:: Records to process ::
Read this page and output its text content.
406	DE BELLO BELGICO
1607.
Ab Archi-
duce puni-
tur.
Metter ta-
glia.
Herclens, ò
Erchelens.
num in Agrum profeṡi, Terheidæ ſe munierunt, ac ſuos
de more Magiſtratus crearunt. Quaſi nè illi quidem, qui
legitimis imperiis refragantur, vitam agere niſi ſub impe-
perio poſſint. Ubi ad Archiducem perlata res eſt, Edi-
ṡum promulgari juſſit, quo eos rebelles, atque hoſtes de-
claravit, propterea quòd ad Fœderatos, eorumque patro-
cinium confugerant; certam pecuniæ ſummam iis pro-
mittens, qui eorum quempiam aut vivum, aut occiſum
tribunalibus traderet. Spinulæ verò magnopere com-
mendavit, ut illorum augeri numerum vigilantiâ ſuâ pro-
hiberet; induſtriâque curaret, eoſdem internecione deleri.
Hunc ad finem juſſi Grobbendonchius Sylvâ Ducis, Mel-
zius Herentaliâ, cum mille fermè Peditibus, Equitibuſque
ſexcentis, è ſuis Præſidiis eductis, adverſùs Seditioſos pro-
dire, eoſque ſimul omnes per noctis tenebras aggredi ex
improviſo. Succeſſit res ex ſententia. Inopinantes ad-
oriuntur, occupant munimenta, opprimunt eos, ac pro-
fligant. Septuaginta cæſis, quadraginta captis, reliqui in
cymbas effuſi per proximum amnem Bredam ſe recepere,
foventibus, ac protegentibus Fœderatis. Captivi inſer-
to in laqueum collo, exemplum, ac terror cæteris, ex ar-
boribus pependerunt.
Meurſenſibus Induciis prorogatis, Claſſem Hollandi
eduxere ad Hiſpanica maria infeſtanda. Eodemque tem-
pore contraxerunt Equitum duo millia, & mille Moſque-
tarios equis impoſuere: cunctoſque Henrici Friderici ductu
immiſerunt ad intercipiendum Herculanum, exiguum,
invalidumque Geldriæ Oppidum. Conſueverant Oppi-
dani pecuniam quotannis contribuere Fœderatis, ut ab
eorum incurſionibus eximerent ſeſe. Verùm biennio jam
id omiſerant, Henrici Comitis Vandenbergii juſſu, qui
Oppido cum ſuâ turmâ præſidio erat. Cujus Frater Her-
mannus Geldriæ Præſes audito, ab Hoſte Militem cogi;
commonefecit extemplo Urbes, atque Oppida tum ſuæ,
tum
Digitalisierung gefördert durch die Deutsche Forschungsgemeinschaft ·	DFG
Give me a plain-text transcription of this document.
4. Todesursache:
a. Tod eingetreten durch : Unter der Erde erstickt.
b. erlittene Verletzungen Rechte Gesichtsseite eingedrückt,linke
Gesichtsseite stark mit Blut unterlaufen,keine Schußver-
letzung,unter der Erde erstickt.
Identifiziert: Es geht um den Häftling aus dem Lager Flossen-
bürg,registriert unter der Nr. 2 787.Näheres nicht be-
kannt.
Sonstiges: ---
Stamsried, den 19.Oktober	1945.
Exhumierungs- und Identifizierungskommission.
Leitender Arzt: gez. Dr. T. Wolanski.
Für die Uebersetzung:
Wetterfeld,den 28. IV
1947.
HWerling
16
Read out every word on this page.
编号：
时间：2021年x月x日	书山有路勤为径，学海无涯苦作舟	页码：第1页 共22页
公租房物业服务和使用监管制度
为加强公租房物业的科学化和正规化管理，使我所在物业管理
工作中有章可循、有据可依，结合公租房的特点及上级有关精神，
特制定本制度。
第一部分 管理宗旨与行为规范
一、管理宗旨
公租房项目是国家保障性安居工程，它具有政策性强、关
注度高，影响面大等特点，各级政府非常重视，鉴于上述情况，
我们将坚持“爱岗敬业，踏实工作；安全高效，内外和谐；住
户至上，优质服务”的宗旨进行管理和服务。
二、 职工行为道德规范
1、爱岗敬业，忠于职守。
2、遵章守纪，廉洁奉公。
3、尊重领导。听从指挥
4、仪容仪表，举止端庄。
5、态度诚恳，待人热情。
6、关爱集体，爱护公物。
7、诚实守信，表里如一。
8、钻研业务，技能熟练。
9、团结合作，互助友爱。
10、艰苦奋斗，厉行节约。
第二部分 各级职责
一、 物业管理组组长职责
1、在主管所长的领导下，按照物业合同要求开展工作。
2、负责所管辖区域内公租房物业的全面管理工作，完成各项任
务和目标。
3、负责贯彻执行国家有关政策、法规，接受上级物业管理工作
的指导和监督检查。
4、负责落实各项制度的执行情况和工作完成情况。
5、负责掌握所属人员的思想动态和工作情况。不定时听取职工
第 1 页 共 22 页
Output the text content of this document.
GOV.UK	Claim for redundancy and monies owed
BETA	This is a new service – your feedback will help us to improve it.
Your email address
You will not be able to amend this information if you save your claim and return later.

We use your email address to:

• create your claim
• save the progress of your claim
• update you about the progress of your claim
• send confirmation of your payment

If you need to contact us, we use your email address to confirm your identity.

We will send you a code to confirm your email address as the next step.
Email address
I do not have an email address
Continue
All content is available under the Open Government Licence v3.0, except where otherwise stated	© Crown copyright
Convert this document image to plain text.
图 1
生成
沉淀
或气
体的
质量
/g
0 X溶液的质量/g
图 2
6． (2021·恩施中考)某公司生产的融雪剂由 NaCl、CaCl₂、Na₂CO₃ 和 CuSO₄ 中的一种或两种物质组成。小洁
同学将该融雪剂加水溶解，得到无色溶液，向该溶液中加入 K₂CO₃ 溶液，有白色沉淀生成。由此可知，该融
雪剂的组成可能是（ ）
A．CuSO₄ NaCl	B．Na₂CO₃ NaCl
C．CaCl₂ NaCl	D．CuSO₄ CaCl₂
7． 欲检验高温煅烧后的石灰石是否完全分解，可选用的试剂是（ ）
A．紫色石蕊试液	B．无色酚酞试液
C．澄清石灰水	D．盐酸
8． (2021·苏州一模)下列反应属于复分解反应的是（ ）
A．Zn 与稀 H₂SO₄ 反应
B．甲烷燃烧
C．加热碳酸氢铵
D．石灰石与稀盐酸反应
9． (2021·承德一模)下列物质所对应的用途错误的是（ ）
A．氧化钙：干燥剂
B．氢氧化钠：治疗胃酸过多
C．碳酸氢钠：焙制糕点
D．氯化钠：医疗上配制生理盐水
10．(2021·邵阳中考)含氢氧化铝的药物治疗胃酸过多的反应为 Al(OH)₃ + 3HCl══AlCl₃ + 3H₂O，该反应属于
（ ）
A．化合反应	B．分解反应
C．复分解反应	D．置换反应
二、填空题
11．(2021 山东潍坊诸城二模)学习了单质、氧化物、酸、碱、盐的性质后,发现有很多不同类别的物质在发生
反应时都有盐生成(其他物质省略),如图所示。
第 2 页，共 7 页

:: Written request ::
Retype every record above exactly as written.

:: Final result ::
Read this page and output its text content.
406	DE BELLO BELGICO
1607.
Ab Archi-
duce puni-
tur.
Metter ta-
glia.
Herclens, ò
Erchelens.
num in Agrum profeṡi, Terheidæ ſe munierunt, ac ſuos
de more Magiſtratus crearunt. Quaſi nè illi quidem, qui
legitimis imperiis refragantur, vitam agere niſi ſub impe-
perio poſſint. Ubi ad Archiducem perlata res eſt, Edi-
ṡum promulgari juſſit, quo eos rebelles, atque hoſtes de-
claravit, propterea quòd ad Fœderatos, eorumque patro-
cinium confugerant; certam pecuniæ ſummam iis pro-
mittens, qui eorum quempiam aut vivum, aut occiſum
tribunalibus traderet. Spinulæ verò magnopere com-
mendavit, ut illorum augeri numerum vigilantiâ ſuâ pro-
hiberet; induſtriâque curaret, eoſdem internecione deleri.
Hunc ad finem juſſi Grobbendonchius Sylvâ Ducis, Mel-
zius Herentaliâ, cum mille fermè Peditibus, Equitibuſque
ſexcentis, è ſuis Præſidiis eductis, adverſùs Seditioſos pro-
dire, eoſque ſimul omnes per noctis tenebras aggredi ex
improviſo. Succeſſit res ex ſententia. Inopinantes ad-
oriuntur, occupant munimenta, opprimunt eos, ac pro-
fligant. Septuaginta cæſis, quadraginta captis, reliqui in
cymbas effuſi per proximum amnem Bredam ſe recepere,
foventibus, ac protegentibus Fœderatis. Captivi inſer-
to in laqueum collo, exemplum, ac terror cæteris, ex ar-
boribus pependerunt.
Meurſenſibus Induciis prorogatis, Claſſem Hollandi
eduxere ad Hiſpanica maria infeſtanda. Eodemque tem-
pore contraxerunt Equitum duo millia, & mille Moſque-
tarios equis impoſuere: cunctoſque Henrici Friderici ductu
immiſerunt ad intercipiendum Herculanum, exiguum,
invalidumque Geldriæ Oppidum. Conſueverant Oppi-
dani pecuniam quotannis contribuere Fœderatis, ut ab
eorum incurſionibus eximerent ſeſe. Verùm biennio jam
id omiſerant, Henrici Comitis Vandenbergii juſſu, qui
Oppido cum ſuâ turmâ præſidio erat. Cujus Frater Her-
mannus Geldriæ Præſes audito, ab Hoſte Militem cogi;
commonefecit extemplo Urbes, atque Oppida tum ſuæ,
tum
Digitalisierung gefördert durch die Deutsche Forschungsgemeinschaft ·	DFG
Give me a plain-text transcription of this document.
4. Todesursache:
a. Tod eingetreten durch : Unter der Erde erstickt.
b. erlittene Verletzungen Rechte Gesichtsseite eingedrückt,linke
Gesichtsseite stark mit Blut unterlaufen,keine Schußver-
letzung,unter der Erde erstickt.
Identifiziert: Es geht um den Häftling aus dem Lager Flossen-
bürg,registriert unter der Nr. 2 787.Näheres nicht be-
kannt.
Sonstiges: ---
Stamsried, den 19.Oktober	1945.
Exhumierungs- und Identifizierungskommission.
Leitender Arzt: gez. Dr. T. Wolanski.
Für die Uebersetzung:
Wetterfeld,den 28. IV
1947.
HWerling
16
Read out every word on this page.
编号：
时间：2021年x月x日	书山有路勤为径，学海无涯苦作舟	页码：第1页 共22页
公租房物业服务和使用监管制度
为加强公租房物业的科学化和正规化管理，使我所在物业管理
工作中有章可循、有据可依，结合公租房的特点及上级有关精神，
特制定本制度。
第一部分 管理宗旨与行为规范
一、管理宗旨
公租房项目是国家保障性安居工程，它具有政策性强、关
注度高，影响面大等特点，各级政府非常重视，鉴于上述情况，
我们将坚持“爱岗敬业，踏实工作；安全高效，内外和谐；住
户至上，优质服务”的宗旨进行管理和服务。
二、 职工行为道德规范
1、爱岗敬业，忠于职守。
2、遵章守纪，廉洁奉公。
3、尊重领导。听从指挥
4、仪容仪表，举止端庄。
5、态度诚恳，待人热情。
6、关爱集体，爱护公物。
7、诚实守信，表里如一。
8、钻研业务，技能熟练。
9、团结合作，互助友爱。
10、艰苦奋斗，厉行节约。
第二部分 各级职责
一、 物业管理组组长职责
1、在主管所长的领导下，按照物业合同要求开展工作。
2、负责所管辖区域内公租房物业的全面管理工作，完成各项任
务和目标。
3、负责贯彻执行国家有关政策、法规，接受上级物业管理工作
的指导和监督检查。
4、负责落实各项制度的执行情况和工作完成情况。
5、负责掌握所属人员的思想动态和工作情况。不定时听取职工
第 1 页 共 22 页
Output the text content of this document.
GOV.UK	Claim for redundancy and monies owed
BETA	This is a new service – your feedback will help us to improve it.
Your email address
You will not be able to amend this information if you save your claim and return later.

We use your email address to:

• create your claim
• save the progress of your claim
• update you about the progress of your claim
• send confirmation of your payment

If you need to contact us, we use your email address to confirm your identity.

We will send you a code to confirm your email address as the next step.
Email address
I do not have an email address
Continue
All content is available under the Open Government Licence v3.0, except where otherwise stated	© Crown copyright
Convert this document image to plain text.
图 1
生成
沉淀
或气
体的
质量
/g
0 X溶液的质量/g
图 2
6． (2021·恩施中考)某公司生产的融雪剂由 NaCl、CaCl₂、Na₂CO₃ 和 CuSO₄ 中的一种或两种物质组成。小洁
同学将该融雪剂加水溶解，得到无色溶液，向该溶液中加入 K₂CO₃ 溶液，有白色沉淀生成。由此可知，该融
雪剂的组成可能是（ ）
A．CuSO₄ NaCl	B．Na₂CO₃ NaCl
C．CaCl₂ NaCl	D．CuSO₄ CaCl₂
7． 欲检验高温煅烧后的石灰石是否完全分解，可选用的试剂是（ ）
A．紫色石蕊试液	B．无色酚酞试液
C．澄清石灰水	D．盐酸
8． (2021·苏州一模)下列反应属于复分解反应的是（ ）
A．Zn 与稀 H₂SO₄ 反应
B．甲烷燃烧
C．加热碳酸氢铵
D．石灰石与稀盐酸反应
9． (2021·承德一模)下列物质所对应的用途错误的是（ ）
A．氧化钙：干燥剂
B．氢氧化钠：治疗胃酸过多
C．碳酸氢钠：焙制糕点
D．氯化钠：医疗上配制生理盐水
10．(2021·邵阳中考)含氢氧化铝的药物治疗胃酸过多的反应为 Al(OH)₃ + 3HCl══AlCl₃ + 3H₂O，该反应属于
（ ）
A．化合反应	B．分解反应
C．复分解反应	D．置换反应
二、填空题
11．(2021 山东潍坊诸城二模)学习了单质、氧化物、酸、碱、盐的性质后,发现有很多不同类别的物质在发生
反应时都有盐生成(其他物质省略),如图所示。
第 2 页，共 7 页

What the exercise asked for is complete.